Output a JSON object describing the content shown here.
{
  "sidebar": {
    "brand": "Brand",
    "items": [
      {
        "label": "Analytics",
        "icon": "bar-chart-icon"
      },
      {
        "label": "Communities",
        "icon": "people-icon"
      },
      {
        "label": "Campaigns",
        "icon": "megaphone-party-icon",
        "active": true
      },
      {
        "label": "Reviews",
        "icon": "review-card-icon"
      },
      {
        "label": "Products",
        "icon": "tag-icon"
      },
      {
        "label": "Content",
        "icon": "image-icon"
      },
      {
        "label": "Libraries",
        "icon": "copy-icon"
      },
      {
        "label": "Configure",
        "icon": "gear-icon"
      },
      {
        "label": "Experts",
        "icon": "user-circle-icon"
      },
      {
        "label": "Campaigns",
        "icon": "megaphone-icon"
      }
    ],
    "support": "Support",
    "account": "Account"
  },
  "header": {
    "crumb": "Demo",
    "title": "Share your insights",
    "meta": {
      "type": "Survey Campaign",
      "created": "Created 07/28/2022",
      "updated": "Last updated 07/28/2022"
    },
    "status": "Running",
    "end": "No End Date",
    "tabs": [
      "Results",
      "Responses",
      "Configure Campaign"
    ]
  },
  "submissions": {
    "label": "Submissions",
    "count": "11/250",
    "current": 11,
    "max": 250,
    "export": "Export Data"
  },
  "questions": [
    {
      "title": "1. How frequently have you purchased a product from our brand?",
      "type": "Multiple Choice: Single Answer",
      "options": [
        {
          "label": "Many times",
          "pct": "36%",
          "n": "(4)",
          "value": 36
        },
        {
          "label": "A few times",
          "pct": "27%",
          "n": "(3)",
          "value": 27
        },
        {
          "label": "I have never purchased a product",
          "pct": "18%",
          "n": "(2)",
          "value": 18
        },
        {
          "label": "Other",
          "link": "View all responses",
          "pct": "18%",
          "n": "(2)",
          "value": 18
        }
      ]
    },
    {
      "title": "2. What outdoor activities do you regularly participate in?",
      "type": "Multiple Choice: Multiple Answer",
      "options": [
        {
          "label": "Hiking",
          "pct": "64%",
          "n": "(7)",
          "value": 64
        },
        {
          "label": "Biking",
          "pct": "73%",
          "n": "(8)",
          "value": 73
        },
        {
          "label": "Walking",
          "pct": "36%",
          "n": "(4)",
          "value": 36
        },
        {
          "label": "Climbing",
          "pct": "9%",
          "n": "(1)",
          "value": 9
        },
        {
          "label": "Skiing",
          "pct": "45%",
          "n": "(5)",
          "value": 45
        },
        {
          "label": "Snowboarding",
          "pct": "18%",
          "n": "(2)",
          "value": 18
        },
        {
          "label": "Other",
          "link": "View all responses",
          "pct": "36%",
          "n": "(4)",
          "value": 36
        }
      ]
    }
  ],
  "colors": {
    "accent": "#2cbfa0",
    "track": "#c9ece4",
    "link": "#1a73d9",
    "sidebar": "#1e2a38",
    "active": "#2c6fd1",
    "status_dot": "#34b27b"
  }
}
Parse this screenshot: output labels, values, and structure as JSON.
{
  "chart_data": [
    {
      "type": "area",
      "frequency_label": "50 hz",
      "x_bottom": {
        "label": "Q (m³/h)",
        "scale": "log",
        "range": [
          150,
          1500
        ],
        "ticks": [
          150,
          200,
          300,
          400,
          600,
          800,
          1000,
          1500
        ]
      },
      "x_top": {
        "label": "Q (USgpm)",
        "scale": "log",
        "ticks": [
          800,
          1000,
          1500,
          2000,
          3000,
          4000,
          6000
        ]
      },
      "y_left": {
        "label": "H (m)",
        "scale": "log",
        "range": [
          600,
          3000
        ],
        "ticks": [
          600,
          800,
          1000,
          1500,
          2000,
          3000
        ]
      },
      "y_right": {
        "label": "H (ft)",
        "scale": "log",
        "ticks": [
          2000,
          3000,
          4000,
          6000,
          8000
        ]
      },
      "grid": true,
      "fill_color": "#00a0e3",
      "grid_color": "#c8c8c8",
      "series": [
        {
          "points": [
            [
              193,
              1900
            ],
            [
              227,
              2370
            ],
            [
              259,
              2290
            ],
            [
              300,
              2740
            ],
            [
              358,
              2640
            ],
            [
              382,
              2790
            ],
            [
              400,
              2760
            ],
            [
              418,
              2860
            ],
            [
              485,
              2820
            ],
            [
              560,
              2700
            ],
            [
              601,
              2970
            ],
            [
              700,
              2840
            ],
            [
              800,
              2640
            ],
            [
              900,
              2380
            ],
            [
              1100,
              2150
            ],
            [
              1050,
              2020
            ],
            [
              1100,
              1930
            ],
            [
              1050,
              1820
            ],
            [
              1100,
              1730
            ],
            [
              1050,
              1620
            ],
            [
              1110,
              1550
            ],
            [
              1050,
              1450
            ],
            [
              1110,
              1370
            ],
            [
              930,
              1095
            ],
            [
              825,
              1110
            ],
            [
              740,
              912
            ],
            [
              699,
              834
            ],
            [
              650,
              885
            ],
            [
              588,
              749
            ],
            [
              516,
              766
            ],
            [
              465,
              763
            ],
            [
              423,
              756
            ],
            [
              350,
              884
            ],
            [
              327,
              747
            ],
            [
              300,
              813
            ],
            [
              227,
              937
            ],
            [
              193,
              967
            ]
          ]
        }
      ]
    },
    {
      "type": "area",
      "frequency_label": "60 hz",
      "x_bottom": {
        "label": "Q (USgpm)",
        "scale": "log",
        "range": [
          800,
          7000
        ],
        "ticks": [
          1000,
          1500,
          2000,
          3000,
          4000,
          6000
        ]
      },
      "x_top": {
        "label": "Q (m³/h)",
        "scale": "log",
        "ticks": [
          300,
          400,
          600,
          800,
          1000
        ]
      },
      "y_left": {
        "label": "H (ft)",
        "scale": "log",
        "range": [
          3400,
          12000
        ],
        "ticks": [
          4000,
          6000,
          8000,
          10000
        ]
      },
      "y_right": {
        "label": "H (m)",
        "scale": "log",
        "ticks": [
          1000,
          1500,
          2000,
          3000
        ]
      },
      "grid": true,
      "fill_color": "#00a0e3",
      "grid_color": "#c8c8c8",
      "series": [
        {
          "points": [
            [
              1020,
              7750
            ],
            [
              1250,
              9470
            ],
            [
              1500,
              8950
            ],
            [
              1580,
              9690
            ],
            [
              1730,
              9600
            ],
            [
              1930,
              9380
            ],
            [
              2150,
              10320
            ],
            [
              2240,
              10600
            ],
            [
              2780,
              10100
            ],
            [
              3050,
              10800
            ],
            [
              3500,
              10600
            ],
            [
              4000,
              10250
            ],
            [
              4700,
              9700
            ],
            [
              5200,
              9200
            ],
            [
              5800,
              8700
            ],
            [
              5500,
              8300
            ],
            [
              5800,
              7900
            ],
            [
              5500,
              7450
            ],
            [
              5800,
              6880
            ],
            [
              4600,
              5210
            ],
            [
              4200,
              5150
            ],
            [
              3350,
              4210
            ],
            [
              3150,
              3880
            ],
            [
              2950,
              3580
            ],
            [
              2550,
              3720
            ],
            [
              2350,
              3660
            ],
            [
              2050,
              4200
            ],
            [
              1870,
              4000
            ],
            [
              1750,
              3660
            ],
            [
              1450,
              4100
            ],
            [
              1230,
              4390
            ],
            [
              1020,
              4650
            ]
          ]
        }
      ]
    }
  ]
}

::::

Please restate the records in full, word for word.

Output a JSON object describing the content shown here.
{
  "sidebar": {
    "brand": "Brand",
    "items": [
      {
        "label": "Analytics",
        "icon": "bar-chart-icon"
      },
      {
        "label": "Communities",
        "icon": "people-icon"
      },
      {
        "label": "Campaigns",
        "icon": "megaphone-party-icon",
        "active": true
      },
      {
        "label": "Reviews",
        "icon": "review-card-icon"
      },
      {
        "label": "Products",
        "icon": "tag-icon"
      },
      {
        "label": "Content",
        "icon": "image-icon"
      },
      {
        "label": "Libraries",
        "icon": "copy-icon"
      },
      {
        "label": "Configure",
        "icon": "gear-icon"
      },
      {
        "label": "Experts",
        "icon": "user-circle-icon"
      },
      {
        "label": "Campaigns",
        "icon": "megaphone-icon"
      }
    ],
    "support": "Support",
    "account": "Account"
  },
  "header": {
    "crumb": "Demo",
    "title": "Share your insights",
    "meta": {
      "type": "Survey Campaign",
      "created": "Created 07/28/2022",
      "updated": "Last updated 07/28/2022"
    },
    "status": "Running",
    "end": "No End Date",
    "tabs": [
      "Results",
      "Responses",
      "Configure Campaign"
    ]
  },
  "submissions": {
    "label": "Submissions",
    "count": "11/250",
    "current": 11,
    "max": 250,
    "export": "Export Data"
  },
  "questions": [
    {
      "title": "1. How frequently have you purchased a product from our brand?",
      "type": "Multiple Choice: Single Answer",
      "options": [
        {
          "label": "Many times",
          "pct": "36%",
          "n": "(4)",
          "value": 36
        },
        {
          "label": "A few times",
          "pct": "27%",
          "n": "(3)",
          "value": 27
        },
        {
          "label": "I have never purchased a product",
          "pct": "18%",
          "n": "(2)",
          "value": 18
        },
        {
          "label": "Other",
          "link": "View all responses",
          "pct": "18%",
          "n": "(2)",
          "value": 18
        }
      ]
    },
    {
      "title": "2. What outdoor activities do you regularly participate in?",
      "type": "Multiple Choice: Multiple Answer",
      "options": [
        {
          "label": "Hiking",
          "pct": "64%",
          "n": "(7)",
          "value": 64
        },
        {
          "label": "Biking",
          "pct": "73%",
          "n": "(8)",
          "value": 73
        },
        {
          "label": "Walking",
          "pct": "36%",
          "n": "(4)",
          "value": 36
        },
        {
          "label": "Climbing",
          "pct": "9%",
          "n": "(1)",
          "value": 9
        },
        {
          "label": "Skiing",
          "pct": "45%",
          "n": "(5)",
          "value": 45
        },
        {
          "label": "Snowboarding",
          "pct": "18%",
          "n": "(2)",
          "value": 18
        },
        {
          "label": "Other",
          "link": "View all responses",
          "pct": "36%",
          "n": "(4)",
          "value": 36
        }
      ]
    }
  ],
  "colors": {
    "accent": "#2cbfa0",
    "track": "#c9ece4",
    "link": "#1a73d9",
    "sidebar": "#1e2a38",
    "active": "#2c6fd1",
    "status_dot": "#34b27b"
  }
}
Parse this screenshot: output labels, values, and structure as JSON.
{
  "chart_data": [
    {
      "type": "area",
      "frequency_label": "50 hz",
      "x_bottom": {
        "label": "Q (m³/h)",
        "scale": "log",
        "range": [
          150,
          1500
        ],
        "ticks": [
          150,
          200,
          300,
          400,
          600,
          800,
          1000,
          1500
        ]
      },
      "x_top": {
        "label": "Q (USgpm)",
        "scale": "log",
        "ticks": [
          800,
          1000,
          1500,
          2000,
          3000,
          4000,
          6000
        ]
      },
      "y_left": {
        "label": "H (m)",
        "scale": "log",
        "range": [
          600,
          3000
        ],
        "ticks": [
          600,
          800,
          1000,
          1500,
          2000,
          3000
        ]
      },
      "y_right": {
        "label": "H (ft)",
        "scale": "log",
        "ticks": [
          2000,
          3000,
          4000,
          6000,
          8000
        ]
      },
      "grid": true,
      "fill_color": "#00a0e3",
      "grid_color": "#c8c8c8",
      "series": [
        {
          "points": [
            [
              193,
              1900
            ],
            [
              227,
              2370
            ],
            [
              259,
              2290
            ],
            [
              300,
              2740
            ],
            [
              358,
              2640
            ],
            [
              382,
              2790
            ],
            [
              400,
              2760
            ],
            [
              418,
              2860
            ],
            [
              485,
              2820
            ],
            [
              560,
              2700
            ],
            [
              601,
              2970
            ],
            [
              700,
              2840
            ],
            [
              800,
              2640
            ],
            [
              900,
              2380
            ],
            [
              1100,
              2150
            ],
            [
              1050,
              2020
            ],
            [
              1100,
              1930
            ],
            [
              1050,
              1820
            ],
            [
              1100,
              1730
            ],
            [
              1050,
              1620
            ],
            [
              1110,
              1550
            ],
            [
              1050,
              1450
            ],
            [
              1110,
              1370
            ],
            [
              930,
              1095
            ],
            [
              825,
              1110
            ],
            [
              740,
              912
            ],
            [
              699,
              834
            ],
            [
              650,
              885
            ],
            [
              588,
              749
            ],
            [
              516,
              766
            ],
            [
              465,
              763
            ],
            [
              423,
              756
            ],
            [
              350,
              884
            ],
            [
              327,
              747
            ],
            [
              300,
              813
            ],
            [
              227,
              937
            ],
            [
              193,
              967
            ]
          ]
        }
      ]
    },
    {
      "type": "area",
      "frequency_label": "60 hz",
      "x_bottom": {
        "label": "Q (USgpm)",
        "scale": "log",
        "range": [
          800,
          7000
        ],
        "ticks": [
          1000,
          1500,
          2000,
          3000,
          4000,
          6000
        ]
      },
      "x_top": {
        "label": "Q (m³/h)",
        "scale": "log",
        "ticks": [
          300,
          400,
          600,
          800,
          1000
        ]
      },
      "y_left": {
        "label": "H (ft)",
        "scale": "log",
        "range": [
          3400,
          12000
        ],
        "ticks": [
          4000,
          6000,
          8000,
          10000
        ]
      },
      "y_right": {
        "label": "H (m)",
        "scale": "log",
        "ticks": [
          1000,
          1500,
          2000,
          3000
        ]
      },
      "grid": true,
      "fill_color": "#00a0e3",
      "grid_color": "#c8c8c8",
      "series": [
        {
          "points": [
            [
              1020,
              7750
            ],
            [
              1250,
              9470
            ],
            [
              1500,
              8950
            ],
            [
              1580,
              9690
            ],
            [
              1730,
              9600
            ],
            [
              1930,
              9380
            ],
            [
              2150,
              10320
            ],
            [
              2240,
              10600
            ],
            [
              2780,
              10100
            ],
            [
              3050,
              10800
            ],
            [
              3500,
              10600
            ],
            [
              4000,
              10250
            ],
            [
              4700,
              9700
            ],
            [
              5200,
              9200
            ],
            [
              5800,
              8700
            ],
            [
              5500,
              8300
            ],
            [
              5800,
              7900
            ],
            [
              5500,
              7450
            ],
            [
              5800,
              6880
            ],
            [
              4600,
              5210
            ],
            [
              4200,
              5150
            ],
            [
              3350,
              4210
            ],
            [
              3150,
              3880
            ],
            [
              2950,
              3580
            ],
            [
              2550,
              3720
            ],
            [
              2350,
              3660
            ],
            [
              2050,
              4200
            ],
            [
              1870,
              4000
            ],
            [
              1750,
              3660
            ],
            [
              1450,
              4100
            ],
            [
              1230,
              4390
            ],
            [
              1020,
              4650
            ]
          ]
        }
      ]
    }
  ]
}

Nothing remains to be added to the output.